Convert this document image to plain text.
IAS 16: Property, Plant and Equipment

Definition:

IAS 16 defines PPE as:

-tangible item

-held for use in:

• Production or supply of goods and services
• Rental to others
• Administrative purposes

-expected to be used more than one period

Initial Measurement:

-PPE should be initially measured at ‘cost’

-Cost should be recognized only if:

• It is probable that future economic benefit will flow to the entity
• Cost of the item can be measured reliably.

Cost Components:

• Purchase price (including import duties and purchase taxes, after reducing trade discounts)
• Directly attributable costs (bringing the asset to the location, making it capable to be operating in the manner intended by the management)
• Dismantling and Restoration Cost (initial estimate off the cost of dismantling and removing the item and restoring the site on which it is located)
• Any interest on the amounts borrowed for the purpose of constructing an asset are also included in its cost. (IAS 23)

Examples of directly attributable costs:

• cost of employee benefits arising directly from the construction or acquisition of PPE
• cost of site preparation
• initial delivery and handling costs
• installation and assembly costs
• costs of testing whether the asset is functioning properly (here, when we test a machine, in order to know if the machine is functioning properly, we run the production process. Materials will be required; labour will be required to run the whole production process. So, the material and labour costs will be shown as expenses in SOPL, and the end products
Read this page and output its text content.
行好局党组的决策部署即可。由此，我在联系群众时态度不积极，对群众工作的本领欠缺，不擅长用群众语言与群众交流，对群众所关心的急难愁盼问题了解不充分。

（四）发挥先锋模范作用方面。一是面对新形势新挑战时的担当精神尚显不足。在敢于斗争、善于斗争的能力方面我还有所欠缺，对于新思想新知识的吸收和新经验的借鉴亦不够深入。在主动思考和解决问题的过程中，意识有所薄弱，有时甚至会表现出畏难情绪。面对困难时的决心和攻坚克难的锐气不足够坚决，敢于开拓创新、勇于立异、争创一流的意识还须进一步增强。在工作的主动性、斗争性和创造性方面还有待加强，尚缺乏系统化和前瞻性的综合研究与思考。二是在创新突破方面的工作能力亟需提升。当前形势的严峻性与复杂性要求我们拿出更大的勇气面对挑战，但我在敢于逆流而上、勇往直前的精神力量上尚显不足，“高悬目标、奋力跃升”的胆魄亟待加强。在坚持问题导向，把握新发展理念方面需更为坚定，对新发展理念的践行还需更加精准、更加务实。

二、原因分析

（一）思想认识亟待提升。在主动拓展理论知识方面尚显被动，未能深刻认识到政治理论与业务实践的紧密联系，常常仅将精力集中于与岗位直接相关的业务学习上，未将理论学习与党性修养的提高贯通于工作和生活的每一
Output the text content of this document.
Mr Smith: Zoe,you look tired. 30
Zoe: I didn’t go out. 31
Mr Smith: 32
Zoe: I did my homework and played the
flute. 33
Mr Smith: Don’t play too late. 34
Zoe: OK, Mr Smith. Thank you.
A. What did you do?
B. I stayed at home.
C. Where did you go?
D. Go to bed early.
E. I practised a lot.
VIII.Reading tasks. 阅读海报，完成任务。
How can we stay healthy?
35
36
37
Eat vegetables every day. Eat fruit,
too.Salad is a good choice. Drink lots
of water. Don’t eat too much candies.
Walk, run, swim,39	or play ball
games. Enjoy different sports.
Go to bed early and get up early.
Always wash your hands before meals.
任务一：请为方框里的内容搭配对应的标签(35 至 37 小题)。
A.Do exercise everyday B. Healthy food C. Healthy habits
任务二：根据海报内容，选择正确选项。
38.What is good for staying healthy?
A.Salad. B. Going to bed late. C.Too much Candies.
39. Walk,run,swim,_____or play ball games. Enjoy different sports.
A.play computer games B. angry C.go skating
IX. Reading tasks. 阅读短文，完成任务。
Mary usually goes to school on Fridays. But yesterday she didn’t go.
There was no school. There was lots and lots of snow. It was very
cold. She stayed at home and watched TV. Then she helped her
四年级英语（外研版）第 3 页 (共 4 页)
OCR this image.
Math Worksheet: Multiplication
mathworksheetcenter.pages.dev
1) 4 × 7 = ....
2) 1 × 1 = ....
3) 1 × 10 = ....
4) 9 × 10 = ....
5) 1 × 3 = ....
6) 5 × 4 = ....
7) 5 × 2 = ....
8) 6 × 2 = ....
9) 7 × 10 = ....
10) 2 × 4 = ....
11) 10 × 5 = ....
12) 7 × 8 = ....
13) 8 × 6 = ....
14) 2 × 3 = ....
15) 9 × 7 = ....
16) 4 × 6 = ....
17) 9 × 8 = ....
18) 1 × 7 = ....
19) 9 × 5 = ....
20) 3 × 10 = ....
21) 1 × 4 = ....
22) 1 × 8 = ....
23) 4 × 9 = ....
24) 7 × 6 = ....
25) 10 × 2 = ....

------------

◆ **Your task**:
Please list every line of the records that contains "early".

◆ **The output**:
D. Go to bed early.
Go to bed early and get up early.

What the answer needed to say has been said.